*AIM OF THE TASK*: Each record is to be printed again precisely as it reads.

----

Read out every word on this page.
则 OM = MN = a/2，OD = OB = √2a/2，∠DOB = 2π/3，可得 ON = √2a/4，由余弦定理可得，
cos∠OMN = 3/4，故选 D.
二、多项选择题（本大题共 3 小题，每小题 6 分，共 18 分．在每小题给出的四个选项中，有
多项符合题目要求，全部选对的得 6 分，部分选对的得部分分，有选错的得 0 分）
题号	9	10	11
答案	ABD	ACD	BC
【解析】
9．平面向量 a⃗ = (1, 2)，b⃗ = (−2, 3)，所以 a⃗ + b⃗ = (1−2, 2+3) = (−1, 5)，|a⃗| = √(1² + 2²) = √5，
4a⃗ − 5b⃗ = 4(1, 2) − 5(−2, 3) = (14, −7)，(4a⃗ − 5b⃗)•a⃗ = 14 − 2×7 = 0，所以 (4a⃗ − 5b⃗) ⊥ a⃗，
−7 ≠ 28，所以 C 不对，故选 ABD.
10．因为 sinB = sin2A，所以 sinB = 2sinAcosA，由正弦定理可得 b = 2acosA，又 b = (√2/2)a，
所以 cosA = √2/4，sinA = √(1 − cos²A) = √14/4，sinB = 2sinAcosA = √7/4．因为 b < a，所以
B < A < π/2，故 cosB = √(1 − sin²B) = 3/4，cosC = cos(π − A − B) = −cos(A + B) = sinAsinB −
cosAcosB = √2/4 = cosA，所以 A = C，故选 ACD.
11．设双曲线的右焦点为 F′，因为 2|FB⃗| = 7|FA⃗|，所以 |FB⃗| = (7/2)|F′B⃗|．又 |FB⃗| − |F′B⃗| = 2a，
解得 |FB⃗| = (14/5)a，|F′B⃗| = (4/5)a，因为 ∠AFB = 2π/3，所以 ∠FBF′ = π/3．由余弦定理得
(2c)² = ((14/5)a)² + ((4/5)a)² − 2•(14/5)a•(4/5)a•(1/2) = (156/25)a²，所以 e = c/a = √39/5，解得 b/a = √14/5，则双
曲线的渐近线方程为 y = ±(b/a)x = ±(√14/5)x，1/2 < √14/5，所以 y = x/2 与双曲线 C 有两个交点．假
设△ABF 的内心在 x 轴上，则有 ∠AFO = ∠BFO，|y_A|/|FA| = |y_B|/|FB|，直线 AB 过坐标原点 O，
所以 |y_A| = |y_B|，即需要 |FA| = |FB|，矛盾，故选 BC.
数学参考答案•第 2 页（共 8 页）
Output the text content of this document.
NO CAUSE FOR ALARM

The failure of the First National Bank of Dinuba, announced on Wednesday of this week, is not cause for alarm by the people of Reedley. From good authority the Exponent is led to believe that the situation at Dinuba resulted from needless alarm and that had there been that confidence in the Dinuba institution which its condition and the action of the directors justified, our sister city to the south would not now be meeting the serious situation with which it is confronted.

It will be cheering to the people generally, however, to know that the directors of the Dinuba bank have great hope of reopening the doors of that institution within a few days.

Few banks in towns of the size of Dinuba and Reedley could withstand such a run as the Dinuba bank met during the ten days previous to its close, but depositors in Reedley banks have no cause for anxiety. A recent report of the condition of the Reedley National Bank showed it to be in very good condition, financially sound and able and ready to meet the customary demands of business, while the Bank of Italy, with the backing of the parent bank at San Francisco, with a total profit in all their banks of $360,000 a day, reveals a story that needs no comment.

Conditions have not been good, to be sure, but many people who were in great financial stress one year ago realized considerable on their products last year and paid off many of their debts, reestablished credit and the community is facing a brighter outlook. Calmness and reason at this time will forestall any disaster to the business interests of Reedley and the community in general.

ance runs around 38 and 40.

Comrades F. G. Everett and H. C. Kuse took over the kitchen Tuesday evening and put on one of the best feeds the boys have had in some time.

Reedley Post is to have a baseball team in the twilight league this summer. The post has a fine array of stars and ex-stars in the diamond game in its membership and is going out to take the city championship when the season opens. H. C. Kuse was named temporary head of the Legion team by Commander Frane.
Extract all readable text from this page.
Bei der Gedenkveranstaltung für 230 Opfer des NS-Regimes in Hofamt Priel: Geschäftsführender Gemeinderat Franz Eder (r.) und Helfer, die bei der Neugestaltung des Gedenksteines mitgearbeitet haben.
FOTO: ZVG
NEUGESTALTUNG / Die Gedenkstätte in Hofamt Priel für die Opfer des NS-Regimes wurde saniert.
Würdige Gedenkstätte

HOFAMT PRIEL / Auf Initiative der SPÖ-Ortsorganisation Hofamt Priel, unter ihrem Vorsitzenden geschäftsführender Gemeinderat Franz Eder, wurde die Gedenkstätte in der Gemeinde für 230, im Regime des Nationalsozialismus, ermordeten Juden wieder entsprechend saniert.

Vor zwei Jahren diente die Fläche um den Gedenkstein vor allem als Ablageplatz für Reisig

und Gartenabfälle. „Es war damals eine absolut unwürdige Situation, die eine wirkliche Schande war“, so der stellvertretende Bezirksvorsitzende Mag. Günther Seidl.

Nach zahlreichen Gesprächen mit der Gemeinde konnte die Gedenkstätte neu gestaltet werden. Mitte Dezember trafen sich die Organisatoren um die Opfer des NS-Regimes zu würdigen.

----

*ANSWER TO THIS PROBLEM*:
Read out every word on this page.
则 OM = MN = a/2，OD = OB = √2a/2，∠DOB = 2π/3，可得 ON = √2a/4，由余弦定理可得，
cos∠OMN = 3/4，故选 D.
二、多项选择题（本大题共 3 小题，每小题 6 分，共 18 分．在每小题给出的四个选项中，有
多项符合题目要求，全部选对的得 6 分，部分选对的得部分分，有选错的得 0 分）
题号	9	10	11
答案	ABD	ACD	BC
【解析】
9．平面向量 a⃗ = (1, 2)，b⃗ = (−2, 3)，所以 a⃗ + b⃗ = (1−2, 2+3) = (−1, 5)，|a⃗| = √(1² + 2²) = √5，
4a⃗ − 5b⃗ = 4(1, 2) − 5(−2, 3) = (14, −7)，(4a⃗ − 5b⃗)•a⃗ = 14 − 2×7 = 0，所以 (4a⃗ − 5b⃗) ⊥ a⃗，
−7 ≠ 28，所以 C 不对，故选 ABD.
10．因为 sinB = sin2A，所以 sinB = 2sinAcosA，由正弦定理可得 b = 2acosA，又 b = (√2/2)a，
所以 cosA = √2/4，sinA = √(1 − cos²A) = √14/4，sinB = 2sinAcosA = √7/4．因为 b < a，所以
B < A < π/2，故 cosB = √(1 − sin²B) = 3/4，cosC = cos(π − A − B) = −cos(A + B) = sinAsinB −
cosAcosB = √2/4 = cosA，所以 A = C，故选 ACD.
11．设双曲线的右焦点为 F′，因为 2|FB⃗| = 7|FA⃗|，所以 |FB⃗| = (7/2)|F′B⃗|．又 |FB⃗| − |F′B⃗| = 2a，
解得 |FB⃗| = (14/5)a，|F′B⃗| = (4/5)a，因为 ∠AFB = 2π/3，所以 ∠FBF′ = π/3．由余弦定理得
(2c)² = ((14/5)a)² + ((4/5)a)² − 2•(14/5)a•(4/5)a•(1/2) = (156/25)a²，所以 e = c/a = √39/5，解得 b/a = √14/5，则双
曲线的渐近线方程为 y = ±(b/a)x = ±(√14/5)x，1/2 < √14/5，所以 y = x/2 与双曲线 C 有两个交点．假
设△ABF 的内心在 x 轴上，则有 ∠AFO = ∠BFO，|y_A|/|FA| = |y_B|/|FB|，直线 AB 过坐标原点 O，
所以 |y_A| = |y_B|，即需要 |FA| = |FB|，矛盾，故选 BC.
数学参考答案•第 2 页（共 8 页）
Output the text content of this document.
NO CAUSE FOR ALARM

The failure of the First National Bank of Dinuba, announced on Wednesday of this week, is not cause for alarm by the people of Reedley. From good authority the Exponent is led to believe that the situation at Dinuba resulted from needless alarm and that had there been that confidence in the Dinuba institution which its condition and the action of the directors justified, our sister city to the south would not now be meeting the serious situation with which it is confronted.

It will be cheering to the people generally, however, to know that the directors of the Dinuba bank have great hope of reopening the doors of that institution within a few days.

Few banks in towns of the size of Dinuba and Reedley could withstand such a run as the Dinuba bank met during the ten days previous to its close, but depositors in Reedley banks have no cause for anxiety. A recent report of the condition of the Reedley National Bank showed it to be in very good condition, financially sound and able and ready to meet the customary demands of business, while the Bank of Italy, with the backing of the parent bank at San Francisco, with a total profit in all their banks of $360,000 a day, reveals a story that needs no comment.

Conditions have not been good, to be sure, but many people who were in great financial stress one year ago realized considerable on their products last year and paid off many of their debts, reestablished credit and the community is facing a brighter outlook. Calmness and reason at this time will forestall any disaster to the business interests of Reedley and the community in general.

ance runs around 38 and 40.

Comrades F. G. Everett and H. C. Kuse took over the kitchen Tuesday evening and put on one of the best feeds the boys have had in some time.

Reedley Post is to have a baseball team in the twilight league this summer. The post has a fine array of stars and ex-stars in the diamond game in its membership and is going out to take the city championship when the season opens. H. C. Kuse was named temporary head of the Legion team by Commander Frane.
Extract all readable text from this page.
Bei der Gedenkveranstaltung für 230 Opfer des NS-Regimes in Hofamt Priel: Geschäftsführender Gemeinderat Franz Eder (r.) und Helfer, die bei der Neugestaltung des Gedenksteines mitgearbeitet haben.
FOTO: ZVG
NEUGESTALTUNG / Die Gedenkstätte in Hofamt Priel für die Opfer des NS-Regimes wurde saniert.
Würdige Gedenkstätte

HOFAMT PRIEL / Auf Initiative der SPÖ-Ortsorganisation Hofamt Priel, unter ihrem Vorsitzenden geschäftsführender Gemeinderat Franz Eder, wurde die Gedenkstätte in der Gemeinde für 230, im Regime des Nationalsozialismus, ermordeten Juden wieder entsprechend saniert.

Vor zwei Jahren diente die Fläche um den Gedenkstein vor allem als Ablageplatz für Reisig

und Gartenabfälle. „Es war damals eine absolut unwürdige Situation, die eine wirkliche Schande war“, so der stellvertretende Bezirksvorsitzende Mag. Günther Seidl.

Nach zahlreichen Gesprächen mit der Gemeinde konnte die Gedenkstätte neu gestaltet werden. Mitte Dezember trafen sich die Organisatoren um die Opfer des NS-Regimes zu würdigen.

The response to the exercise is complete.